Exercise directions
Every entry here needs to be repeated exactly.
+++ Given data +++
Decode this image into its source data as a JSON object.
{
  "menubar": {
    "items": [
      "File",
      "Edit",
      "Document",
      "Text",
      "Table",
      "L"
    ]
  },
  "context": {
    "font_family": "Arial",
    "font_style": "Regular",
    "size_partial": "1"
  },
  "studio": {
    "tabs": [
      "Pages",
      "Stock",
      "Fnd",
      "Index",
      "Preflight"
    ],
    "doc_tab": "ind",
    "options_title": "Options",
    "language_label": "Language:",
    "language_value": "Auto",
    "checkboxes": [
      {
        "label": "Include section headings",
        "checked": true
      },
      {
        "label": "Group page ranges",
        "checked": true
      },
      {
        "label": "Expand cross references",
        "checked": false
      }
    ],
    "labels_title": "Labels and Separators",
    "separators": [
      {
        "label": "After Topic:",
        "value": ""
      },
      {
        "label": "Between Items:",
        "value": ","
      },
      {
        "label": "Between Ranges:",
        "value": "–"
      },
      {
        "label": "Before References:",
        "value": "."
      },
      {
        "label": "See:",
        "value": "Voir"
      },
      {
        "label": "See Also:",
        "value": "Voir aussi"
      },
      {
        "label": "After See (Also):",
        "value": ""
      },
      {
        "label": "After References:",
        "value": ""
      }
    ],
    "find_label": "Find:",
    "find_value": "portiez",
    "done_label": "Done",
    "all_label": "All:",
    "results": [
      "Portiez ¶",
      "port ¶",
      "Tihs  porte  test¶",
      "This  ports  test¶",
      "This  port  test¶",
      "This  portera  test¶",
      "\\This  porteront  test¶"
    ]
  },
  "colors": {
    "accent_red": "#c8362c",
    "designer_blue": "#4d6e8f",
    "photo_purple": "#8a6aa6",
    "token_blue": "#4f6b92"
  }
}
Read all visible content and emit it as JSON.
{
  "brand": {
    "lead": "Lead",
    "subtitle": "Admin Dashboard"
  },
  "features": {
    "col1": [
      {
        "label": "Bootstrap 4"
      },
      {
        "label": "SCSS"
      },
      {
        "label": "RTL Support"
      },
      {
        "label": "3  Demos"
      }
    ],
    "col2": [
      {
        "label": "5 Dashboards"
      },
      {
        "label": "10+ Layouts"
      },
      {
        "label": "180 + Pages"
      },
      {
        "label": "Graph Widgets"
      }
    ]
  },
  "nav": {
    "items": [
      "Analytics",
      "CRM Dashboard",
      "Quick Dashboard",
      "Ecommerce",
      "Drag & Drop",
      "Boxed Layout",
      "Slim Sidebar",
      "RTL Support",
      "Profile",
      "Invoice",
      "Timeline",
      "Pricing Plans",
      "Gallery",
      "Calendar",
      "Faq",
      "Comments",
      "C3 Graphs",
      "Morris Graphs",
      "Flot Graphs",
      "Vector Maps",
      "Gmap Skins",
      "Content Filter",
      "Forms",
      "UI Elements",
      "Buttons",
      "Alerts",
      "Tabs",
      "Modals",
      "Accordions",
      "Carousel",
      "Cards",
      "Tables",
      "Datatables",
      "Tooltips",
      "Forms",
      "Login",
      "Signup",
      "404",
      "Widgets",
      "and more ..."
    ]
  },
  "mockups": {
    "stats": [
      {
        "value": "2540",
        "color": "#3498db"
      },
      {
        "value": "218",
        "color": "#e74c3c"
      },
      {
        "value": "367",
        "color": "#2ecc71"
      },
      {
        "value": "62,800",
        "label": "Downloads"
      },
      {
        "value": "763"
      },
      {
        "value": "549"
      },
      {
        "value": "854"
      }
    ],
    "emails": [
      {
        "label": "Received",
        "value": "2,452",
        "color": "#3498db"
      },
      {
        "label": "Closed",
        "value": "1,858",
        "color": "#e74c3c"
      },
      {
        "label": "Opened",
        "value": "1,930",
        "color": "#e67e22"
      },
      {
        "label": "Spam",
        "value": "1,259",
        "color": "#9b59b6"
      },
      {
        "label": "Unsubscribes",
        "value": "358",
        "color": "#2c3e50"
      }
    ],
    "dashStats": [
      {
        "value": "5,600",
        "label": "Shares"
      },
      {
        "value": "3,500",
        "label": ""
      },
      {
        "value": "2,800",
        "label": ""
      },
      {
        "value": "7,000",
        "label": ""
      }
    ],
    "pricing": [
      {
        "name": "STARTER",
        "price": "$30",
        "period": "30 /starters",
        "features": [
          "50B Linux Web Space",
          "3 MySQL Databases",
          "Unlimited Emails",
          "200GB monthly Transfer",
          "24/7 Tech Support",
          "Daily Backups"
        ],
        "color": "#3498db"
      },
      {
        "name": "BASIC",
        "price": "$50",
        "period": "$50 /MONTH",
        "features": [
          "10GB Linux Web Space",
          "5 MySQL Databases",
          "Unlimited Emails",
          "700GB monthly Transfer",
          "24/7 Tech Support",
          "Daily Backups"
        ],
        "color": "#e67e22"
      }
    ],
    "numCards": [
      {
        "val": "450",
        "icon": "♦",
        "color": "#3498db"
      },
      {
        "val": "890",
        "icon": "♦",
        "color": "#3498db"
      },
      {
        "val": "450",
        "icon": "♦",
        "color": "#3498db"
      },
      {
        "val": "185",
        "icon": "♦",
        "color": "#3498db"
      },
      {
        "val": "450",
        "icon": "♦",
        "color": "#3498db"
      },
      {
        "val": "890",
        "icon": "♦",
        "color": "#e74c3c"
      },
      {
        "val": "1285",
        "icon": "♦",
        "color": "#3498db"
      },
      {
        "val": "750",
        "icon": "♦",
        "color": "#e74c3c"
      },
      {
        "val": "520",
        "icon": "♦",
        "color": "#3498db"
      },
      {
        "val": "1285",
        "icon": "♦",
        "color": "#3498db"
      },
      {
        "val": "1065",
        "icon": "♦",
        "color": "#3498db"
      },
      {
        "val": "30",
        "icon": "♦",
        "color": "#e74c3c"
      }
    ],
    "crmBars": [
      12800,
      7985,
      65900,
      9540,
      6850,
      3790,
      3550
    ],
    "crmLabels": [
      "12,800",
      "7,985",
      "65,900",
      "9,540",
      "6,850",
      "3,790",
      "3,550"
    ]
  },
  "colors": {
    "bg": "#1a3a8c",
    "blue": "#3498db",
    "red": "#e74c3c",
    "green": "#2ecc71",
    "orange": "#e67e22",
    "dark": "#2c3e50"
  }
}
+++
Full solution
Decode this image into its source data as a JSON object.
{
  "menubar": {
    "items": [
      "File",
      "Edit",
      "Document",
      "Text",
      "Table",
      "L"
    ]
  },
  "context": {
    "font_family": "Arial",
    "font_style": "Regular",
    "size_partial": "1"
  },
  "studio": {
    "tabs": [
      "Pages",
      "Stock",
      "Fnd",
      "Index",
      "Preflight"
    ],
    "doc_tab": "ind",
    "options_title": "Options",
    "language_label": "Language:",
    "language_value": "Auto",
    "checkboxes": [
      {
        "label": "Include section headings",
        "checked": true
      },
      {
        "label": "Group page ranges",
        "checked": true
      },
      {
        "label": "Expand cross references",
        "checked": false
      }
    ],
    "labels_title": "Labels and Separators",
    "separators": [
      {
        "label": "After Topic:",
        "value": ""
      },
      {
        "label": "Between Items:",
        "value": ","
      },
      {
        "label": "Between Ranges:",
        "value": "–"
      },
      {
        "label": "Before References:",
        "value": "."
      },
      {
        "label": "See:",
        "value": "Voir"
      },
      {
        "label": "See Also:",
        "value": "Voir aussi"
      },
      {
        "label": "After See (Also):",
        "value": ""
      },
      {
        "label": "After References:",
        "value": ""
      }
    ],
    "find_label": "Find:",
    "find_value": "portiez",
    "done_label": "Done",
    "all_label": "All:",
    "results": [
      "Portiez ¶",
      "port ¶",
      "Tihs  porte  test¶",
      "This  ports  test¶",
      "This  port  test¶",
      "This  portera  test¶",
      "\\This  porteront  test¶"
    ]
  },
  "colors": {
    "accent_red": "#c8362c",
    "designer_blue": "#4d6e8f",
    "photo_purple": "#8a6aa6",
    "token_blue": "#4f6b92"
  }
}
Read all visible content and emit it as JSON.
{
  "brand": {
    "lead": "Lead",
    "subtitle": "Admin Dashboard"
  },
  "features": {
    "col1": [
      {
        "label": "Bootstrap 4"
      },
      {
        "label": "SCSS"
      },
      {
        "label": "RTL Support"
      },
      {
        "label": "3  Demos"
      }
    ],
    "col2": [
      {
        "label": "5 Dashboards"
      },
      {
        "label": "10+ Layouts"
      },
      {
        "label": "180 + Pages"
      },
      {
        "label": "Graph Widgets"
      }
    ]
  },
  "nav": {
    "items": [
      "Analytics",
      "CRM Dashboard",
      "Quick Dashboard",
      "Ecommerce",
      "Drag & Drop",
      "Boxed Layout",
      "Slim Sidebar",
      "RTL Support",
      "Profile",
      "Invoice",
      "Timeline",
      "Pricing Plans",
      "Gallery",
      "Calendar",
      "Faq",
      "Comments",
      "C3 Graphs",
      "Morris Graphs",
      "Flot Graphs",
      "Vector Maps",
      "Gmap Skins",
      "Content Filter",
      "Forms",
      "UI Elements",
      "Buttons",
      "Alerts",
      "Tabs",
      "Modals",
      "Accordions",
      "Carousel",
      "Cards",
      "Tables",
      "Datatables",
      "Tooltips",
      "Forms",
      "Login",
      "Signup",
      "404",
      "Widgets",
      "and more ..."
    ]
  },
  "mockups": {
    "stats": [
      {
        "value": "2540",
        "color": "#3498db"
      },
      {
        "value": "218",
        "color": "#e74c3c"
      },
      {
        "value": "367",
        "color": "#2ecc71"
      },
      {
        "value": "62,800",
        "label": "Downloads"
      },
      {
        "value": "763"
      },
      {
        "value": "549"
      },
      {
        "value": "854"
      }
    ],
    "emails": [
      {
        "label": "Received",
        "value": "2,452",
        "color": "#3498db"
      },
      {
        "label": "Closed",
        "value": "1,858",
        "color": "#e74c3c"
      },
      {
        "label": "Opened",
        "value": "1,930",
        "color": "#e67e22"
      },
      {
        "label": "Spam",
        "value": "1,259",
        "color": "#9b59b6"
      },
      {
        "label": "Unsubscribes",
        "value": "358",
        "color": "#2c3e50"
      }
    ],
    "dashStats": [
      {
        "value": "5,600",
        "label": "Shares"
      },
      {
        "value": "3,500",
        "label": ""
      },
      {
        "value": "2,800",
        "label": ""
      },
      {
        "value": "7,000",
        "label": ""
      }
    ],
    "pricing": [
      {
        "name": "STARTER",
        "price": "$30",
        "period": "30 /starters",
        "features": [
          "50B Linux Web Space",
          "3 MySQL Databases",
          "Unlimited Emails",
          "200GB monthly Transfer",
          "24/7 Tech Support",
          "Daily Backups"
        ],
        "color": "#3498db"
      },
      {
        "name": "BASIC",
        "price": "$50",
        "period": "$50 /MONTH",
        "features": [
          "10GB Linux Web Space",
          "5 MySQL Databases",
          "Unlimited Emails",
          "700GB monthly Transfer",
          "24/7 Tech Support",
          "Daily Backups"
        ],
        "color": "#e67e22"
      }
    ],
    "numCards": [
      {
        "val": "450",
        "icon": "♦",
        "color": "#3498db"
      },
      {
        "val": "890",
        "icon": "♦",
        "color": "#3498db"
      },
      {
        "val": "450",
        "icon": "♦",
        "color": "#3498db"
      },
      {
        "val": "185",
        "icon": "♦",
        "color": "#3498db"
      },
      {
        "val": "450",
        "icon": "♦",
        "color": "#3498db"
      },
      {
        "val": "890",
        "icon": "♦",
        "color": "#e74c3c"
      },
      {
        "val": "1285",
        "icon": "♦",
        "color": "#3498db"
      },
      {
        "val": "750",
        "icon": "♦",
        "color": "#e74c3c"
      },
      {
        "val": "520",
        "icon": "♦",
        "color": "#3498db"
      },
      {
        "val": "1285",
        "icon": "♦",
        "color": "#3498db"
      },
      {
        "val": "1065",
        "icon": "♦",
        "color": "#3498db"
      },
      {
        "val": "30",
        "icon": "♦",
        "color": "#e74c3c"
      }
    ],
    "crmBars": [
      12800,
      7985,
      65900,
      9540,
      6850,
      3790,
      3550
    ],
    "crmLabels": [
      "12,800",
      "7,985",
      "65,900",
      "9,540",
      "6,850",
      "3,790",
      "3,550"
    ]
  },
  "colors": {
    "bg": "#1a3a8c",
    "blue": "#3498db",
    "red": "#e74c3c",
    "green": "#2ecc71",
    "orange": "#e67e22",
    "dark": "#2c3e50"
  }
}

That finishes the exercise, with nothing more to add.